** BEGIN **

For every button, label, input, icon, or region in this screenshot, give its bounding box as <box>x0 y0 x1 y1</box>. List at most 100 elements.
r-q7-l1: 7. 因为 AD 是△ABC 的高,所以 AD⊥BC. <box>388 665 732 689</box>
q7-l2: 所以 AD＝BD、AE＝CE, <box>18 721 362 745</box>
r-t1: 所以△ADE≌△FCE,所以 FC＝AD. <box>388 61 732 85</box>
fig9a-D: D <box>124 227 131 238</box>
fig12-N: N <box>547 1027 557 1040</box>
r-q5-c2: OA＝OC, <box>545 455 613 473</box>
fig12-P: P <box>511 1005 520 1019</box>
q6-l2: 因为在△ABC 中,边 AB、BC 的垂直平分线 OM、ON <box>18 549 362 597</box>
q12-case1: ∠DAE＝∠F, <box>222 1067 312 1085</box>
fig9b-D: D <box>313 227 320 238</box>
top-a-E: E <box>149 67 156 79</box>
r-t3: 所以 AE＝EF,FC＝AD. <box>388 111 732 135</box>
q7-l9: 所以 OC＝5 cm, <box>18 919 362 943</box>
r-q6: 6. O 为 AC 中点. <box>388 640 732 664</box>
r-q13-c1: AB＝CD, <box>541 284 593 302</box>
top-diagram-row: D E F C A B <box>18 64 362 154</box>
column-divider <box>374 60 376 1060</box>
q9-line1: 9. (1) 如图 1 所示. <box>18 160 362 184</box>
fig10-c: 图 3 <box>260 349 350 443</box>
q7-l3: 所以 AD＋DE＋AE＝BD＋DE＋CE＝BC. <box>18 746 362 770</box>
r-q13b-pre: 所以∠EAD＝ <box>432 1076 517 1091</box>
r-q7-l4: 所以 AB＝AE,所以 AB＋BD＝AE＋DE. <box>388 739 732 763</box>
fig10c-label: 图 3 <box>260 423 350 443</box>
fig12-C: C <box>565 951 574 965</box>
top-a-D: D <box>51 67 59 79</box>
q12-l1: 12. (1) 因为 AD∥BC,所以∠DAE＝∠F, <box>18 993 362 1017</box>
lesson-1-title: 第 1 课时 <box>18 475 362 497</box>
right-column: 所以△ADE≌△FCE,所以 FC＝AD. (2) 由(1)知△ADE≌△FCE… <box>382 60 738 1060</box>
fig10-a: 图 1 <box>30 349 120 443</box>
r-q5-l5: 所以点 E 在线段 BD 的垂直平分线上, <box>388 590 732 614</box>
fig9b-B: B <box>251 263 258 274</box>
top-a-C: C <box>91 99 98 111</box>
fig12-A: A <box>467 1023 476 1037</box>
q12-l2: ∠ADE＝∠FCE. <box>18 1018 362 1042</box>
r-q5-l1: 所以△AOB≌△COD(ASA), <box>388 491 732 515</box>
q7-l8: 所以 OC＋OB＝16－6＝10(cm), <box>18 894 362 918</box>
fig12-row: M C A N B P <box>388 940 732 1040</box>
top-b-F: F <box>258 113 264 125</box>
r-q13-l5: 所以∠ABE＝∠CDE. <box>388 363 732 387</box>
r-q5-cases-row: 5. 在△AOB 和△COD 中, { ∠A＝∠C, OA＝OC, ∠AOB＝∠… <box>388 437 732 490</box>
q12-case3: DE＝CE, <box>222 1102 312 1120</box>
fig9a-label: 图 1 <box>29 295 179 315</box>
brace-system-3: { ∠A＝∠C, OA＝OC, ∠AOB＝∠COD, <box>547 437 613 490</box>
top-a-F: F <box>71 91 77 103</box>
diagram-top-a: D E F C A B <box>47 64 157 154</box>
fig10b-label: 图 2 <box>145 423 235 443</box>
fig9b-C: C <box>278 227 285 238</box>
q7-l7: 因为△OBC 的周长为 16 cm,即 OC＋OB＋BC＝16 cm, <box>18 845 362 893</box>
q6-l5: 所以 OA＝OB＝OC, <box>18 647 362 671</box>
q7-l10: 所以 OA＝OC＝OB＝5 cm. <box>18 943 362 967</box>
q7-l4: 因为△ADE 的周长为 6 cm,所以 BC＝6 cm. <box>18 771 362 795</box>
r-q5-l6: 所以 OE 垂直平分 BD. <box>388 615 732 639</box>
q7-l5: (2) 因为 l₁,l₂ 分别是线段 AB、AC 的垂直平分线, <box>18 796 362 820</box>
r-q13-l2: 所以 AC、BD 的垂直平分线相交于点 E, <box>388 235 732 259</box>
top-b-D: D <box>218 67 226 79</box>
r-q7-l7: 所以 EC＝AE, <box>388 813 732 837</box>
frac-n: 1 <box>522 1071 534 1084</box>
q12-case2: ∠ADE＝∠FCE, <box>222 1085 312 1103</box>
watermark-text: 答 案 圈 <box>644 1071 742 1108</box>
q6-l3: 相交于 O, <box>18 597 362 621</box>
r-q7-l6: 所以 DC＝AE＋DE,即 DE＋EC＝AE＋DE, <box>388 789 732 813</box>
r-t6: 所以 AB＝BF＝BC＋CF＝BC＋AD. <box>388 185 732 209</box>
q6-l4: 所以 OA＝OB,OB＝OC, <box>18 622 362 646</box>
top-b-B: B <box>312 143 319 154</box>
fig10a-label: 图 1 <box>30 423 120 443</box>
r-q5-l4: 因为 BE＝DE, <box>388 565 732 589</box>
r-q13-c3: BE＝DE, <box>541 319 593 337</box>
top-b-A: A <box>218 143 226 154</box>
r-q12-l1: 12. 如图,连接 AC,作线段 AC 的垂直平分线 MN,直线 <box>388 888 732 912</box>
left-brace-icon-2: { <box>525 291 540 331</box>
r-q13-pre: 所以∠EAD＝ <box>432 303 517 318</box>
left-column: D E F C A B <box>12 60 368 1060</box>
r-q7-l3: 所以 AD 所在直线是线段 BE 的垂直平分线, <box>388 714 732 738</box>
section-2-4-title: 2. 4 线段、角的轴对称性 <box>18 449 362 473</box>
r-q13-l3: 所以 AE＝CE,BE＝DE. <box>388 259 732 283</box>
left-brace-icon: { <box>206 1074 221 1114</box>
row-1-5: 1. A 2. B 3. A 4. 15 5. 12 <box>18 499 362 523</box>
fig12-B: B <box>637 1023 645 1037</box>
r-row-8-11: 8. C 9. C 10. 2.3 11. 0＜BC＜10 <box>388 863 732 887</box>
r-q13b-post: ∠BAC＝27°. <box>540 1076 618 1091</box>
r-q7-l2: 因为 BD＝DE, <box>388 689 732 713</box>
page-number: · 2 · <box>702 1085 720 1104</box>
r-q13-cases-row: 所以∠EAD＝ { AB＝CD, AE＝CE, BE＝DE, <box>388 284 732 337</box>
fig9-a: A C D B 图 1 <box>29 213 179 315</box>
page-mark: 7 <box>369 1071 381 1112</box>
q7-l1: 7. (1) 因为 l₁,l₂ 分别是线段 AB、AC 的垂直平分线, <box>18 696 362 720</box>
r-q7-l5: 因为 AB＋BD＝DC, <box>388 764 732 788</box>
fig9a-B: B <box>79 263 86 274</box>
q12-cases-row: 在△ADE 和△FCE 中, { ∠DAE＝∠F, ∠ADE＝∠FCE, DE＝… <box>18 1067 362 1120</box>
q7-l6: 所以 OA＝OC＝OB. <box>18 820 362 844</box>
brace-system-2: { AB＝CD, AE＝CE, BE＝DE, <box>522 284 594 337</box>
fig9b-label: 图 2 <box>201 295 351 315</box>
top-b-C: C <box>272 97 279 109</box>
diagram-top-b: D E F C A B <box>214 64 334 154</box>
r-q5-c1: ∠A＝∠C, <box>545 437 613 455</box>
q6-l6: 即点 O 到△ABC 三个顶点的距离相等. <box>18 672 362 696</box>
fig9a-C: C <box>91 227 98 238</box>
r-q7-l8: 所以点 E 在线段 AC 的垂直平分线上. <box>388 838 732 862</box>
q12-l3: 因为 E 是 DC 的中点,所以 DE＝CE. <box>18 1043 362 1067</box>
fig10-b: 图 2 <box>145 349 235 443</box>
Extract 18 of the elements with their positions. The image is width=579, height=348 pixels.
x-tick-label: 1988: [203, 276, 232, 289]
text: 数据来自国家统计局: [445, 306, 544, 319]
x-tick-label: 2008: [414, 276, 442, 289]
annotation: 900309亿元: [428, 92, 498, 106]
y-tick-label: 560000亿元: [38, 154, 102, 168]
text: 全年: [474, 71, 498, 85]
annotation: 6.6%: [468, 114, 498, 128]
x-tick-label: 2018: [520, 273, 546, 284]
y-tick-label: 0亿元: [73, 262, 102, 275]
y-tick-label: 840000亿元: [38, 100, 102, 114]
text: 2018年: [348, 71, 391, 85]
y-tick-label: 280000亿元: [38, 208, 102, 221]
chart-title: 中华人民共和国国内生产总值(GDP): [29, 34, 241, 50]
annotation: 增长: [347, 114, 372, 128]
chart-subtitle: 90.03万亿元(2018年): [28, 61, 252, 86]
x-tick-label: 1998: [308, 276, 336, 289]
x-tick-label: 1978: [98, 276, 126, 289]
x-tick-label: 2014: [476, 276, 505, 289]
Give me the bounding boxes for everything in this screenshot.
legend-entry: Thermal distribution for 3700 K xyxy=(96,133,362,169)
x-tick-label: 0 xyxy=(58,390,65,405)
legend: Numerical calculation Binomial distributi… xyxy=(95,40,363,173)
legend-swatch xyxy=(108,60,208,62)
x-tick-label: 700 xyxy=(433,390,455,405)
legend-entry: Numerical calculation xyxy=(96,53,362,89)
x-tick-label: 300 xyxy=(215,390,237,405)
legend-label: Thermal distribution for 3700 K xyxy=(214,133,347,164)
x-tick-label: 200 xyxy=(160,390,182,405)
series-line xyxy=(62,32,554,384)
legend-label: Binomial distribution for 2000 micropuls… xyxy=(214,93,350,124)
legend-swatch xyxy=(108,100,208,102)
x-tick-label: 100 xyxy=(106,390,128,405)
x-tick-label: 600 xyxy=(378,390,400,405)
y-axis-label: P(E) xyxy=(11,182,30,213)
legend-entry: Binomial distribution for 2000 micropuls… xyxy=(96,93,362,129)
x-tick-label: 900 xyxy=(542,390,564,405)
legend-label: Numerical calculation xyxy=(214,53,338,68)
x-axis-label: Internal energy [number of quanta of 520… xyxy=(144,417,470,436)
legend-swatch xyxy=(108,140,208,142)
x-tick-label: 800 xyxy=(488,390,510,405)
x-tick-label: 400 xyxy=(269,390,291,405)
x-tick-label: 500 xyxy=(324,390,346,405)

** END **

> What you will do: Rewrite the records from the start through the line containing "fig12-P: P <box>511 1005 520 1019</box>", changing "region" to "area" and keeping everything else the same.

> Answer for the task:
For every button, label, input, icon, or area in this screenshot, give its bounding box as <box>x0 y0 x1 y1</box>. List at most 100 elements.
r-q7-l1: 7. 因为 AD 是△ABC 的高,所以 AD⊥BC. <box>388 665 732 689</box>
q7-l2: 所以 AD＝BD、AE＝CE, <box>18 721 362 745</box>
r-t1: 所以△ADE≌△FCE,所以 FC＝AD. <box>388 61 732 85</box>
fig9a-D: D <box>124 227 131 238</box>
fig12-N: N <box>547 1027 557 1040</box>
r-q5-c2: OA＝OC, <box>545 455 613 473</box>
fig12-P: P <box>511 1005 520 1019</box>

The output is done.